Source extract.
>>>>

Right. And sir, given that we can probably do 2x and the margins as the way they are, and I'm sure you expect that to -- you expect these margins to improve. But like when you took a strategic call or when you take -- think about investing so much capital for a company of our size, what's the kind of IRR the management and the Board thinks about before approving such a large CapEx?

Vinod Gupta

executive
#71

So, I think general threshold that we have kept is more than 20% for IRR. And I think for most of our products, this threshold crosses, then only we sort of decide to go ahead for our any further investments. Also, some of these new assets will have much more complex chemistries and multistep processes. So that's where -- it's not going to be simple 1 step, 2 step kind of a product for the new investment. Most of this will be difficult to replicate kind of thing and product which will be scaled up for our in-house R&D efforts. And that's where we see the IRR probably will be minimum 20% or higher.

Vikash Khanna

executive
#72

So Viraj, just to add to what Vinod ji is saying, ideally situation would be anywhere between 18% to 20% IRR is that we're looking at. But as you know that this entire industry is so dynamic and especially with the current geopolitical scenario, we will be keeping a very close watch as to where we are heading, and corrective actions would be taken as and when required. But yes, as a ballpark figure, we would look at anywhere between 18% to 20% IRR from our new investments.

<<<<

Data in this exercise.

>>>>

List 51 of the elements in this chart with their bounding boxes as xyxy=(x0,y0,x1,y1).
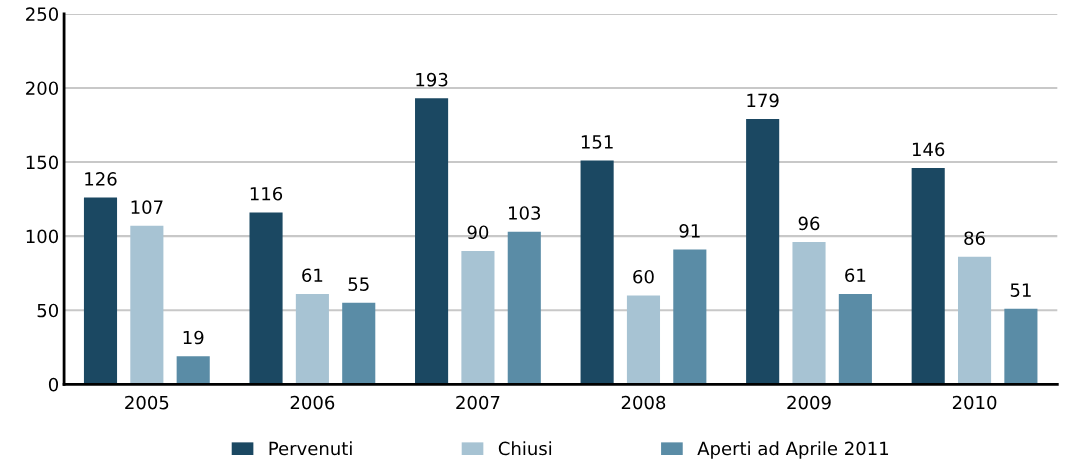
legend-label: Aperti ad Aprile 2011 xyxy=(697,441,889,459)
bar xyxy=(249,212,283,385)
y-tick-label: 200 xyxy=(26,81,59,96)
data-label: 19 xyxy=(183,330,204,345)
data-label: 193 xyxy=(416,72,448,87)
data-label: 61 xyxy=(302,268,323,283)
bar xyxy=(507,231,541,385)
bar xyxy=(1004,308,1038,385)
data-label: 146 xyxy=(912,142,945,157)
bar xyxy=(580,160,614,385)
bar xyxy=(130,225,164,385)
x-tick-label: 2007 xyxy=(456,395,500,410)
bar xyxy=(911,167,945,385)
x-tick-label: 2005 xyxy=(125,395,169,410)
y-tick-label: 100 xyxy=(26,229,59,244)
data-label: 60 xyxy=(633,269,654,284)
x-tick-label: 2010 xyxy=(952,395,997,410)
x-tick-label: 2006 xyxy=(290,395,335,410)
y-tick-label: 50 xyxy=(37,303,59,318)
bar xyxy=(958,256,992,385)
bar xyxy=(415,98,449,385)
bar xyxy=(838,293,872,385)
bar xyxy=(342,302,376,385)
bar xyxy=(673,249,707,385)
legend-label: Pervenuti xyxy=(269,441,352,456)
data-label: 116 xyxy=(250,186,283,201)
data-label: 51 xyxy=(1010,283,1031,297)
data-label: 151 xyxy=(581,135,613,149)
data-label: 90 xyxy=(467,225,489,240)
data-label: 55 xyxy=(348,277,369,291)
bar xyxy=(792,242,826,385)
bar xyxy=(176,356,210,385)
data-label: 103 xyxy=(509,206,541,220)
data-label: 179 xyxy=(747,93,779,108)
data-label: 91 xyxy=(679,223,700,238)
bar xyxy=(626,295,661,385)
bar xyxy=(746,119,780,385)
data-label: 126 xyxy=(85,172,117,186)
x-tick-label: 2009 xyxy=(787,395,831,410)
data-label: 96 xyxy=(798,216,820,231)
bar xyxy=(295,293,329,385)
data-label: 61 xyxy=(845,268,866,283)
data-label: 86 xyxy=(964,231,985,246)
y-tick-label: 0 xyxy=(48,377,59,392)
bar xyxy=(461,250,495,385)
y-tick-label: 150 xyxy=(26,155,59,170)
x-tick-label: 2008 xyxy=(621,395,666,410)
legend-label: Chiusi xyxy=(498,441,552,456)
data-label: 107 xyxy=(131,200,163,214)
bar xyxy=(83,197,118,385)
y-tick-label: 250 xyxy=(26,7,59,22)
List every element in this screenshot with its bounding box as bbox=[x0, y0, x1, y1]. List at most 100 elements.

<<<<

Directives.
1/ Give again everything in the earnings call transcript from "Vinod Gupta" down to "20% or higher.", word for word.
2/ Report every line of the records that contains the word "List".

Task-by-task answers.
1/
Vinod Gupta

executive
#71

So, I think general threshold that we have kept is more than 20% for IRR. And I think for most of our products, this threshold crosses, then only we sort of decide to go ahead for our any further investments. Also, some of these new assets will have much more complex chemistries and multistep processes. So that's where -- it's not going to be simple 1 step, 2 step kind of a product for the new investment. Most of this will be difficult to replicate kind of thing and product which will be scaled up for our in-house R&D efforts. And that's where we see the IRR probably will be minimum 20% or higher.

2/
List 51 of the elements in this chart with their bounding boxes as xyxy=(x0,y0,x1,y1).
List every element in this screenshot with its bounding box as bbox=[x0, y0, x1, y1]. List at most 100 elements.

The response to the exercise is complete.